Extracted records
** Start **

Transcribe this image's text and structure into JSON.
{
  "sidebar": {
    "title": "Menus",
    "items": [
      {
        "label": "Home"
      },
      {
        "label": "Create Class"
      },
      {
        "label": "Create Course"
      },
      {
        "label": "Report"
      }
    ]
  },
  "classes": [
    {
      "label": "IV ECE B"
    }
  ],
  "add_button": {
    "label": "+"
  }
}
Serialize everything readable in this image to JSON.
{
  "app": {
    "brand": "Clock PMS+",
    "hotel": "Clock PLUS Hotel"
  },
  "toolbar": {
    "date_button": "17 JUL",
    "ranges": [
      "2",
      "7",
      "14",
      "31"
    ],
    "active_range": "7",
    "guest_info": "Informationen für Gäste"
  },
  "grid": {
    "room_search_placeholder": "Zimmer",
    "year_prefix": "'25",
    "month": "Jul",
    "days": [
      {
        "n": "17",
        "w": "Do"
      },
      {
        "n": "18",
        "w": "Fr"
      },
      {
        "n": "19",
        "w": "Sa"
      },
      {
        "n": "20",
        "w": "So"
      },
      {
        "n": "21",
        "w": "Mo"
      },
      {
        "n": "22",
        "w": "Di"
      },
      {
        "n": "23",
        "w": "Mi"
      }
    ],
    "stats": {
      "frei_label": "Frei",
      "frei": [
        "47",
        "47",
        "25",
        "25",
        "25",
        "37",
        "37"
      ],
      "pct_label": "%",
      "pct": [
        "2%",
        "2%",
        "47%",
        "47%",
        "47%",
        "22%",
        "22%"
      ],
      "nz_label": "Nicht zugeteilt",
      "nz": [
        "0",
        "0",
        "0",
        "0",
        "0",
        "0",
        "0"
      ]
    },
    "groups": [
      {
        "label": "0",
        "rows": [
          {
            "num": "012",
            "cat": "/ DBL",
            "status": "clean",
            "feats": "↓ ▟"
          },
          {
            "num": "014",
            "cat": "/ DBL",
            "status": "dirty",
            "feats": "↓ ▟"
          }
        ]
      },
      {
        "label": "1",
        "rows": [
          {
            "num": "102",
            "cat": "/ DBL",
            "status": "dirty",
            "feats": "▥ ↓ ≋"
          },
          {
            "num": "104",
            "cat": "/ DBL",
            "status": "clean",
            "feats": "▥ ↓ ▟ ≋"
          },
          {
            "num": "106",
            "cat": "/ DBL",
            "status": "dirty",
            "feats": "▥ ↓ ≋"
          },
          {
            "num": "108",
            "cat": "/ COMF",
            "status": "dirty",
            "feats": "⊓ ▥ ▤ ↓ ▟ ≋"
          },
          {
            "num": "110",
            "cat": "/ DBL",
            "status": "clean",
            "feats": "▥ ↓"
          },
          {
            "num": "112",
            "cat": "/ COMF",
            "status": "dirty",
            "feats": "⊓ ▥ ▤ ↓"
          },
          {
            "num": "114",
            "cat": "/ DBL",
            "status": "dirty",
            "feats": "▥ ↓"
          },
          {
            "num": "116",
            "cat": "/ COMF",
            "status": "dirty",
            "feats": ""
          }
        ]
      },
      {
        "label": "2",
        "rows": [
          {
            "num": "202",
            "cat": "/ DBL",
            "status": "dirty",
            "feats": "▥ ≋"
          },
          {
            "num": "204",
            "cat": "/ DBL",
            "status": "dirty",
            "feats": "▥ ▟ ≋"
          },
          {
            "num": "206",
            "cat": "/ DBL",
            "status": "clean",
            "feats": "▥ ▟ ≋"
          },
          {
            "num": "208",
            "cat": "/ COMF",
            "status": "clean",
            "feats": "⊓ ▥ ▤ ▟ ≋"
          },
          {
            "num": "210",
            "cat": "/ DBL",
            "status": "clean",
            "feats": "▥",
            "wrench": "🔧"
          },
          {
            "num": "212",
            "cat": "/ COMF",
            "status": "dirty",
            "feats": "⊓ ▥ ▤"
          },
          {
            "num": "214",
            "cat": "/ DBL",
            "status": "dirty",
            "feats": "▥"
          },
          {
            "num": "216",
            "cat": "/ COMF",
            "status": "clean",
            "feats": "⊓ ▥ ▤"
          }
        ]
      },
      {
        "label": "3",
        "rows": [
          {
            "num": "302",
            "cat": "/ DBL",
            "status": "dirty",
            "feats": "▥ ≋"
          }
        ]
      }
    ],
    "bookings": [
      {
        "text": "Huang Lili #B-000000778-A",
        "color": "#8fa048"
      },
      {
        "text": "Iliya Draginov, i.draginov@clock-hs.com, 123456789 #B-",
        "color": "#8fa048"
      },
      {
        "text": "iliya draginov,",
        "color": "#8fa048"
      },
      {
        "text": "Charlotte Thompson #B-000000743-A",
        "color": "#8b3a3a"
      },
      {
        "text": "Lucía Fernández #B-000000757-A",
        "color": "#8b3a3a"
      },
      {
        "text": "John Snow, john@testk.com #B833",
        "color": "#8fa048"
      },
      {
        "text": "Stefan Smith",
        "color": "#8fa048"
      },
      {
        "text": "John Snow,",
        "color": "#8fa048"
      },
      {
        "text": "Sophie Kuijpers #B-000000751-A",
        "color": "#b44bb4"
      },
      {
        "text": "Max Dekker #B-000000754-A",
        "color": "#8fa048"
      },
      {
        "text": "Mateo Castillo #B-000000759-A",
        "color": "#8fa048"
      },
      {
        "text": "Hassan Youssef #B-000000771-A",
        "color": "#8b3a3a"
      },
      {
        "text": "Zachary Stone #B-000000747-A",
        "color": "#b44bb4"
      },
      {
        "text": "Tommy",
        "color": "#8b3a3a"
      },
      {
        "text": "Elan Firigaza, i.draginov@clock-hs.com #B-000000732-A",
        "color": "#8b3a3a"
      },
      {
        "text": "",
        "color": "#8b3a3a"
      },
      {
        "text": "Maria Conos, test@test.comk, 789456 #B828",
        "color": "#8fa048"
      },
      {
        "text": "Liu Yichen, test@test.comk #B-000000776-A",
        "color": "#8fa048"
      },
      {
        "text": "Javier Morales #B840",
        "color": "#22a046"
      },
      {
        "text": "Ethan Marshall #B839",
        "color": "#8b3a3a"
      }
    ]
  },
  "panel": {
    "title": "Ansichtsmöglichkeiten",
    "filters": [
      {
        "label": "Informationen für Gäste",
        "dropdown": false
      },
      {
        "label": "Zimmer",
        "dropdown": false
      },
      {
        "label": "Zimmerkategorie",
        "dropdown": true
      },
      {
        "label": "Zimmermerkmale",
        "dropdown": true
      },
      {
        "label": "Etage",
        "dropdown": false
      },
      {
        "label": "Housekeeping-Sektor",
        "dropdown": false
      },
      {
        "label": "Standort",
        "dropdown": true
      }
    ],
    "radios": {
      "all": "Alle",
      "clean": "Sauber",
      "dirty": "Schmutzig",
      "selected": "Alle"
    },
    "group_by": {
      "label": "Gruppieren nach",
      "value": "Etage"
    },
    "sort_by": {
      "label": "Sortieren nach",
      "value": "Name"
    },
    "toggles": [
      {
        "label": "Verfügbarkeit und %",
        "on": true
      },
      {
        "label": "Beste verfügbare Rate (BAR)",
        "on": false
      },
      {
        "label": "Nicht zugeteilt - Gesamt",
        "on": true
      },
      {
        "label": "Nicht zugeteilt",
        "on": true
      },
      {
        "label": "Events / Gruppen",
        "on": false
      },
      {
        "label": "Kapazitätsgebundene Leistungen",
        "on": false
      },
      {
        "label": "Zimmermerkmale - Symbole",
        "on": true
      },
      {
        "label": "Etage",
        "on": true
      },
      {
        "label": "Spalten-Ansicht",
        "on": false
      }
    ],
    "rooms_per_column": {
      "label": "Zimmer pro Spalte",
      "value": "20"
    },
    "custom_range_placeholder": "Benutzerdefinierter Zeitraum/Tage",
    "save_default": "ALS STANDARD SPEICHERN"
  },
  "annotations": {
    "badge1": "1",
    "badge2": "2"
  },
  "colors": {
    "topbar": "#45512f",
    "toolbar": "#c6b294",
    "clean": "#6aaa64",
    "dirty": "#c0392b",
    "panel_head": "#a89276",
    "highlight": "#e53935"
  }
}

** End **

The problem – Copy each line above where the string "Snow" occurs.

Response to the task –
        "text": "John Snow, john@testk.com #B833",
        "text": "John Snow,",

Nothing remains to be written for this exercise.